Scan the material and copy every line in which "Саха" appears.

════

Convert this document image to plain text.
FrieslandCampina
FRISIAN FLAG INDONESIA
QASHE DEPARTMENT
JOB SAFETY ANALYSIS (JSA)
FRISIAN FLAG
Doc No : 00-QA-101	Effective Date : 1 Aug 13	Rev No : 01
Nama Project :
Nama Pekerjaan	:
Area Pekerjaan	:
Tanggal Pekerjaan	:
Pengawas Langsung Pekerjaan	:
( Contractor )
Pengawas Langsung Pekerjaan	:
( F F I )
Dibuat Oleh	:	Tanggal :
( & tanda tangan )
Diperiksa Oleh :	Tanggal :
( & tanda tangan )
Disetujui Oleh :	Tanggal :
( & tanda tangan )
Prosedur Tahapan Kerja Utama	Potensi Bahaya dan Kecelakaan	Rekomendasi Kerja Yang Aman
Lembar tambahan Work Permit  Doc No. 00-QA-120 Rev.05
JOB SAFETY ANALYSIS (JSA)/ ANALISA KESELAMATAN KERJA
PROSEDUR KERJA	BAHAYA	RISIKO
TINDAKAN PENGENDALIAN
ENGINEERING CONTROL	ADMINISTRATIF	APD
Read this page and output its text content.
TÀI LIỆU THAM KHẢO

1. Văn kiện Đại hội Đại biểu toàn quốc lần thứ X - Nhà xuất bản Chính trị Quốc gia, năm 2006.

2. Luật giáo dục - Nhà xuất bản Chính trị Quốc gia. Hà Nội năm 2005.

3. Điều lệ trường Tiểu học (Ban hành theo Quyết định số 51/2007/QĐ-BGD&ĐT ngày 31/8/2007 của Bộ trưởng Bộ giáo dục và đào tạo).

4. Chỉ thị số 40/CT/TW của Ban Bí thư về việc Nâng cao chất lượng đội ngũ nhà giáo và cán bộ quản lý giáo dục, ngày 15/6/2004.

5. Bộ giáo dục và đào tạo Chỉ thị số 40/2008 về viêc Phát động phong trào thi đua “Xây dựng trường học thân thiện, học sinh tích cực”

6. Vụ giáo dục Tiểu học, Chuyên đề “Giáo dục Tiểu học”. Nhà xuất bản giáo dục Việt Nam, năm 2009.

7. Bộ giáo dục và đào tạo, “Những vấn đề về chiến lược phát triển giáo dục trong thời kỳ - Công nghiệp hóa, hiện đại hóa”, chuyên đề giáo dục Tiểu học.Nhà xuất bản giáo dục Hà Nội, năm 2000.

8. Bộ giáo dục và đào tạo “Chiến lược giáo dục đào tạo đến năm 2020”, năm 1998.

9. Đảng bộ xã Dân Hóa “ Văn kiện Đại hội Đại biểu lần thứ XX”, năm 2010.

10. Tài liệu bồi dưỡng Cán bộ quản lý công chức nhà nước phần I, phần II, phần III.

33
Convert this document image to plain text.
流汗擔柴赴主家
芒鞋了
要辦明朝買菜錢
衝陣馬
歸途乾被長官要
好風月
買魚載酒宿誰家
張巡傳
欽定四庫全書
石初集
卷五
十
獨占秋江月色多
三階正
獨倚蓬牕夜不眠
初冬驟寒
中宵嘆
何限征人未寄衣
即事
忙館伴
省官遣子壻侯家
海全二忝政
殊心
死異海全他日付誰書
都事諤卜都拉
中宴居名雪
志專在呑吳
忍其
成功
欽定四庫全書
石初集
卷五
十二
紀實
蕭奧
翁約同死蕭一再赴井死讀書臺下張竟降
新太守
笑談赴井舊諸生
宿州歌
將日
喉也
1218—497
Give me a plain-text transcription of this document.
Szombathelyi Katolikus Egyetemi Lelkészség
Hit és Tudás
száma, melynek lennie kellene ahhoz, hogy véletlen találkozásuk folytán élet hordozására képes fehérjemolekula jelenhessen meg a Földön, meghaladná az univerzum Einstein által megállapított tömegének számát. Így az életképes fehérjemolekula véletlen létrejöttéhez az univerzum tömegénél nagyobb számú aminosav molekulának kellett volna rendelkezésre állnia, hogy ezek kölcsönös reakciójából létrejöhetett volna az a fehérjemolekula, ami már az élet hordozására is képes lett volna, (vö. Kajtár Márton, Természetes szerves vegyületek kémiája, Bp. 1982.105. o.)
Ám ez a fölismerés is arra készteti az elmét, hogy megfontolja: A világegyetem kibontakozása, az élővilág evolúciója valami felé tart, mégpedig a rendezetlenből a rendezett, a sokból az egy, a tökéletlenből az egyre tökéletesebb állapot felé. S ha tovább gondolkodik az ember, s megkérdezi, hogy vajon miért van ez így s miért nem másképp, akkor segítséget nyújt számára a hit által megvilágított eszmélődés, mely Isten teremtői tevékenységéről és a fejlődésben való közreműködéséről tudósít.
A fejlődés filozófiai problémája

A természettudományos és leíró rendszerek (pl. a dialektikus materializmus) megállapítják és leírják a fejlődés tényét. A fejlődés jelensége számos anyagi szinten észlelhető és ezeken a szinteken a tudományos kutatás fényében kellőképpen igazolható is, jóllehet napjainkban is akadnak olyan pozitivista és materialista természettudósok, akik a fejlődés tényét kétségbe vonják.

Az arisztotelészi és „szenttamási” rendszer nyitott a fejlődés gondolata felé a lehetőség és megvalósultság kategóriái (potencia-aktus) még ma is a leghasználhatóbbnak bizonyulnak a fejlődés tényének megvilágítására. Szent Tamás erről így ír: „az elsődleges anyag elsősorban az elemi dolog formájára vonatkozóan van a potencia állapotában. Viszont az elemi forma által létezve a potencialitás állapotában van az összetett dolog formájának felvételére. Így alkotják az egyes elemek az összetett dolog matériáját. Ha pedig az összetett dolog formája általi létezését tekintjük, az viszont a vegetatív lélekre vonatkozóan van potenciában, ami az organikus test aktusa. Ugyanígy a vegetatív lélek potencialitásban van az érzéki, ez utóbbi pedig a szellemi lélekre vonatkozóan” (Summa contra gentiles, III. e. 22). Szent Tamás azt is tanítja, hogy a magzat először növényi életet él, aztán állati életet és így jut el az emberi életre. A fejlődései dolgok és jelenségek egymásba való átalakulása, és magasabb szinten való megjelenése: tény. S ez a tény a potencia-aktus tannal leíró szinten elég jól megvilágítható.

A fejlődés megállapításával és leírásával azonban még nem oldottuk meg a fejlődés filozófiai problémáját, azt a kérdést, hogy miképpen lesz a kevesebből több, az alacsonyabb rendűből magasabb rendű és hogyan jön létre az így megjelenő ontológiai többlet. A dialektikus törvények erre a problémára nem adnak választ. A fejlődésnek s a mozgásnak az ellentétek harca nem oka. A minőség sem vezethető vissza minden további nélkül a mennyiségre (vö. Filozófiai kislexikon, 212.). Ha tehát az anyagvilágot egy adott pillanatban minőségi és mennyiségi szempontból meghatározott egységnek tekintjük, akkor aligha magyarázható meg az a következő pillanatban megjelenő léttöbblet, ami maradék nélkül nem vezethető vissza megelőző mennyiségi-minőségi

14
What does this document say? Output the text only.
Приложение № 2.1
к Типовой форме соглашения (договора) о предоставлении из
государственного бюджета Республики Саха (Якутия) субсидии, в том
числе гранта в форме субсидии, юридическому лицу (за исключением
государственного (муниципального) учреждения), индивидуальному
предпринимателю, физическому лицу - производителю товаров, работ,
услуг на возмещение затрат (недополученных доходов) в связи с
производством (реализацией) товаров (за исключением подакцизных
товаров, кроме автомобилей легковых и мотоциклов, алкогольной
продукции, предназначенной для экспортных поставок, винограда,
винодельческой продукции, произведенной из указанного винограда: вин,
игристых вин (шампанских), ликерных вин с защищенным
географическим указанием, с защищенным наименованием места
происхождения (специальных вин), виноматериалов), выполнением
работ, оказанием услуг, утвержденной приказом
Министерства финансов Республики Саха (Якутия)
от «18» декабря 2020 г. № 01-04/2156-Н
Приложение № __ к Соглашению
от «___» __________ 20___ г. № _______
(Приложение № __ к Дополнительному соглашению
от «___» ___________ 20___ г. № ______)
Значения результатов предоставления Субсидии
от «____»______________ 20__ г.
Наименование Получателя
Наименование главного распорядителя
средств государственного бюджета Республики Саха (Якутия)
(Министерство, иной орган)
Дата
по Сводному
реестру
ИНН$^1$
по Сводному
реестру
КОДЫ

════

# [Problem solution]
государственного бюджета Республики Саха (Якутия) субсидии, в том
Министерства финансов Республики Саха (Якутия)
средств государственного бюджета Республики Саха (Якутия)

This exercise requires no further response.